* [INFORMATION GIVEN]:
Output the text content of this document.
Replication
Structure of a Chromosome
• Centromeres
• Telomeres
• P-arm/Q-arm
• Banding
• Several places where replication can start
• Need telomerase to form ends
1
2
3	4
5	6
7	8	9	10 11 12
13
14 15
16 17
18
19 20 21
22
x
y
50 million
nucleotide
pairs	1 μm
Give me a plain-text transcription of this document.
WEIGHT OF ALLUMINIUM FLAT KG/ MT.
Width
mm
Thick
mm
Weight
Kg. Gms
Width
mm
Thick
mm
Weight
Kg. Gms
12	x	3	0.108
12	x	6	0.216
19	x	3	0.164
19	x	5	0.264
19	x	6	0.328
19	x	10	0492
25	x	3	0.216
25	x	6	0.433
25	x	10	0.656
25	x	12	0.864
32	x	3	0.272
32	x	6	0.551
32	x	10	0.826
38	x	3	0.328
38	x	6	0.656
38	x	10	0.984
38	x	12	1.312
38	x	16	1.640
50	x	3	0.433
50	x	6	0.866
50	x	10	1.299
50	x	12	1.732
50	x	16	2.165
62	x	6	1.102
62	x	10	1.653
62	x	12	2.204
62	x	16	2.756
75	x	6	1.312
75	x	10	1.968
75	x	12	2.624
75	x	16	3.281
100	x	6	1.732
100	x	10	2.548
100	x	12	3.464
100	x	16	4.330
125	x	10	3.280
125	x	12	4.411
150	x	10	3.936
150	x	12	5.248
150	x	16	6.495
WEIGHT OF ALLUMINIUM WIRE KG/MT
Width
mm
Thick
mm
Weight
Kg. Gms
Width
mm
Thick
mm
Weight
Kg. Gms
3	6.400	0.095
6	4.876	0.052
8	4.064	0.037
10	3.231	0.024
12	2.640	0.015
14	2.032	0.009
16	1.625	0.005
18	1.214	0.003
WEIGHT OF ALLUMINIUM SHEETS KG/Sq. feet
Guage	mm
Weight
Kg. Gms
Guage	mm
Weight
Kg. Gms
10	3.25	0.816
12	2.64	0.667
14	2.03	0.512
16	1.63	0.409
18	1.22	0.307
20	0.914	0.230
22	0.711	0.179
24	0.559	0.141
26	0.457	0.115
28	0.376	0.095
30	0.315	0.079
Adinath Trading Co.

* [WHAT TO PRODUCE]: Give the complete listing a second time, exactly as it reads.

* [OUTPUT FOR THIS TASK]:
Output the text content of this document.
Replication
Structure of a Chromosome
• Centromeres
• Telomeres
• P-arm/Q-arm
• Banding
• Several places where replication can start
• Need telomerase to form ends
1
2
3	4
5	6
7	8	9	10 11 12
13
14 15
16 17
18
19 20 21
22
x
y
50 million
nucleotide
pairs	1 μm
Give me a plain-text transcription of this document.
WEIGHT OF ALLUMINIUM FLAT KG/ MT.
Width
mm
Thick
mm
Weight
Kg. Gms
Width
mm
Thick
mm
Weight
Kg. Gms
12	x	3	0.108
12	x	6	0.216
19	x	3	0.164
19	x	5	0.264
19	x	6	0.328
19	x	10	0492
25	x	3	0.216
25	x	6	0.433
25	x	10	0.656
25	x	12	0.864
32	x	3	0.272
32	x	6	0.551
32	x	10	0.826
38	x	3	0.328
38	x	6	0.656
38	x	10	0.984
38	x	12	1.312
38	x	16	1.640
50	x	3	0.433
50	x	6	0.866
50	x	10	1.299
50	x	12	1.732
50	x	16	2.165
62	x	6	1.102
62	x	10	1.653
62	x	12	2.204
62	x	16	2.756
75	x	6	1.312
75	x	10	1.968
75	x	12	2.624
75	x	16	3.281
100	x	6	1.732
100	x	10	2.548
100	x	12	3.464
100	x	16	4.330
125	x	10	3.280
125	x	12	4.411
150	x	10	3.936
150	x	12	5.248
150	x	16	6.495
WEIGHT OF ALLUMINIUM WIRE KG/MT
Width
mm
Thick
mm
Weight
Kg. Gms
Width
mm
Thick
mm
Weight
Kg. Gms
3	6.400	0.095
6	4.876	0.052
8	4.064	0.037
10	3.231	0.024
12	2.640	0.015
14	2.032	0.009
16	1.625	0.005
18	1.214	0.003
WEIGHT OF ALLUMINIUM SHEETS KG/Sq. feet
Guage	mm
Weight
Kg. Gms
Guage	mm
Weight
Kg. Gms
10	3.25	0.816
12	2.64	0.667
14	2.03	0.512
16	1.63	0.409
18	1.22	0.307
20	0.914	0.230
22	0.711	0.179
24	0.559	0.141
26	0.457	0.115
28	0.376	0.095
30	0.315	0.079
Adinath Trading Co.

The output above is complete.